In addition, Douglass said on The Social Kick podcast that the 2023 NCAA Championships would be her final collegiate competition.

“Well it’s my last one, which is kind of crazy,” Douglass said when asked about what she was looking forward to at this year’s NCAAs. “I think it’s going to be really emotional, especially just with the other girls in my class…I’ll be really sentimental probably, so I’m kind of just looking forward to enjoying the moment with my teammates and taking it all in. It’s just kind of crazy that this will be my last college meet ever.”

Also on Social Kick, Douglass said she was still deciding between swimming the 50 free and 200 IM on the first day of NCAAs. While she is the defending champion and NCAA record holder in the 50 free, she is currently the fastest swimmer in the 200 IM this season by over a second and recently won gold in the event at the 2022 Short Course World Championships.
.....
§ **EXERCISE SET**:
1. According to the excerpt about Douglass, in which event is she the defending champion and NCAA record holder?
2. Continue the excerpt about Douglass's final collegiate season from the point at which it stops.

Data entries:
.....
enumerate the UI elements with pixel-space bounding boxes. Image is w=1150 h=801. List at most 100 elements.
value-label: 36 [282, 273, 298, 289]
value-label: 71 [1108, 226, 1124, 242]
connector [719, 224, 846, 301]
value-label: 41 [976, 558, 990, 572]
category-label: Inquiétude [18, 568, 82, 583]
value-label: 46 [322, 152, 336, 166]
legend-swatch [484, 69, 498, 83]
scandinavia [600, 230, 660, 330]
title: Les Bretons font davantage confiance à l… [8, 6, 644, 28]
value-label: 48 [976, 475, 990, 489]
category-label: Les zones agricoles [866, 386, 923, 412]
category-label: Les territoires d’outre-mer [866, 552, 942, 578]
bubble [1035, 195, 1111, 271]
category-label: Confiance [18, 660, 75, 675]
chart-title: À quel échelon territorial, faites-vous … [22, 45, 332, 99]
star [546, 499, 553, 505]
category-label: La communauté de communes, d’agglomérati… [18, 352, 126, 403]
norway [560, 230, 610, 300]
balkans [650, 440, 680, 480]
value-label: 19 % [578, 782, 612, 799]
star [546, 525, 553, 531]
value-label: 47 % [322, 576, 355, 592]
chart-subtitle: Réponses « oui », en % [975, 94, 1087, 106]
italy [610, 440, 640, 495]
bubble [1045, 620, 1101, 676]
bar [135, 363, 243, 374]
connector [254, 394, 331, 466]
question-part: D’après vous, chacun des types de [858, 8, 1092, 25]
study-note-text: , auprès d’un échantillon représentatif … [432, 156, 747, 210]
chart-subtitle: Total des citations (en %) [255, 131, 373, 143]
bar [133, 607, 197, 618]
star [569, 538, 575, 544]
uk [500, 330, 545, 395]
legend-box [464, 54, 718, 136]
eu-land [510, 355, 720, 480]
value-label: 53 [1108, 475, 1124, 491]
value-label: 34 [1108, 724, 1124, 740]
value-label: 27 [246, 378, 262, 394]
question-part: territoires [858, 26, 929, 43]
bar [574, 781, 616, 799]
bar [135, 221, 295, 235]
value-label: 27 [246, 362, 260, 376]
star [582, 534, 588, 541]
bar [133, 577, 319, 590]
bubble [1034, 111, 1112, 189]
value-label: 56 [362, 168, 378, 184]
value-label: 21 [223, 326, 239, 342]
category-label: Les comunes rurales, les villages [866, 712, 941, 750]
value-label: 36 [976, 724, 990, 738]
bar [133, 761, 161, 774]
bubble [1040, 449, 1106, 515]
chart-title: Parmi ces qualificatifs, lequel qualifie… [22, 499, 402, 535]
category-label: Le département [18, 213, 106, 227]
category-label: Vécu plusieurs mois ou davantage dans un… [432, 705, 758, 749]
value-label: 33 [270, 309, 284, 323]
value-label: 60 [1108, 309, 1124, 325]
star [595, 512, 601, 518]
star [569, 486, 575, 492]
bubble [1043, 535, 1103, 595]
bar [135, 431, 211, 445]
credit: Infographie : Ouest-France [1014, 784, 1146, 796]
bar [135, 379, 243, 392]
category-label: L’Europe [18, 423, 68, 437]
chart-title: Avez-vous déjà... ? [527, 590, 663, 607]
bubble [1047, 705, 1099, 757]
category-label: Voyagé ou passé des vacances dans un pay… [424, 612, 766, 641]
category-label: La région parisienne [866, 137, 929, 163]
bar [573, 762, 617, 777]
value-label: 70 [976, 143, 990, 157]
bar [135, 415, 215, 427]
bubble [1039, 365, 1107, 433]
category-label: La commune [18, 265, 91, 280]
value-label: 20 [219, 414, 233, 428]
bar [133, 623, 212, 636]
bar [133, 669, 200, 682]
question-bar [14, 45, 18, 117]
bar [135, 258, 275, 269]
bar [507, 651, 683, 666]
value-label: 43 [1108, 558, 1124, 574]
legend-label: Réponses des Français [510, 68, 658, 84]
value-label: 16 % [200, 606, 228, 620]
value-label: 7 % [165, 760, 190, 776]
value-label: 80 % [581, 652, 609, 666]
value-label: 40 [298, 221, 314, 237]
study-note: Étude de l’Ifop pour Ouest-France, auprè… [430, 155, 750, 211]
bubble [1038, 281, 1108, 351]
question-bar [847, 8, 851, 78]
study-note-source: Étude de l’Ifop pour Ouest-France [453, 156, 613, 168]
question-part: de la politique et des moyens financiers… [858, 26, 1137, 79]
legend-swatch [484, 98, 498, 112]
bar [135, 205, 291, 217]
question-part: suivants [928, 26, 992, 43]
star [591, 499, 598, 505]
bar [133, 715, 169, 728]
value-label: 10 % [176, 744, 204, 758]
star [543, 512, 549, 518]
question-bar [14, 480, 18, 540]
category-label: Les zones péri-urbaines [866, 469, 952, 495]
.....
§ **EXERCISE RESULTS**:
1. She is the defending champion and NCAA record holder in the 50 free.

2.
Not swimming in college next year will give Douglass the opportunity to focus on long course in preparation for the 2024 Paris Olympics. In long course, Douglass is the 2021 Olympic bronze medalist in the 200 IM and the 2022 Worlds bronze medalist in the 200 breast.

Regardless of how she swims at NCAAs this season, Douglass will leave UVA as one of the greatest college swimmers in history. She has won a total of four individual NCAA titles, which includes going three-for-three in the 50 free (20.84), 100 fly (49.04), and 200 breast (2:02.19) at last year’s NCAA championships—with all of her wins being done in American record fashion. At the 2022 Tennessee Invite this season, she lowered the 200 breast NCAA record once more to a 2:01.87.

Douglass is also a major relay contributor for UVA, swimming on all four of her team’s relays (200 free relay, 200 medley relay, 400 free relay, 400 medley relay) that won NCAA titles and broke American records. Her performances last season got her named as the 2022 CSCAA female swimmer of the year, as well as the 2022 Honda Sport Award winner for swimming and diving.

Throughout her career, Douglass has also shown incredible versatility, being elite in freestyle, breaststroke, and butterfly.

Kate Douglass, Best Times:

  • 50 free: 20.84 (NCAA record)
  • 100 free: 46.30 (#8 performer all-time)
  • 100 fly: 49.04 (American record, #2 performer-all time)
  • 200 breast: 2:01.87 (NCAA record)
  • 200 IM: 1:50.92 (#4 performer all-time)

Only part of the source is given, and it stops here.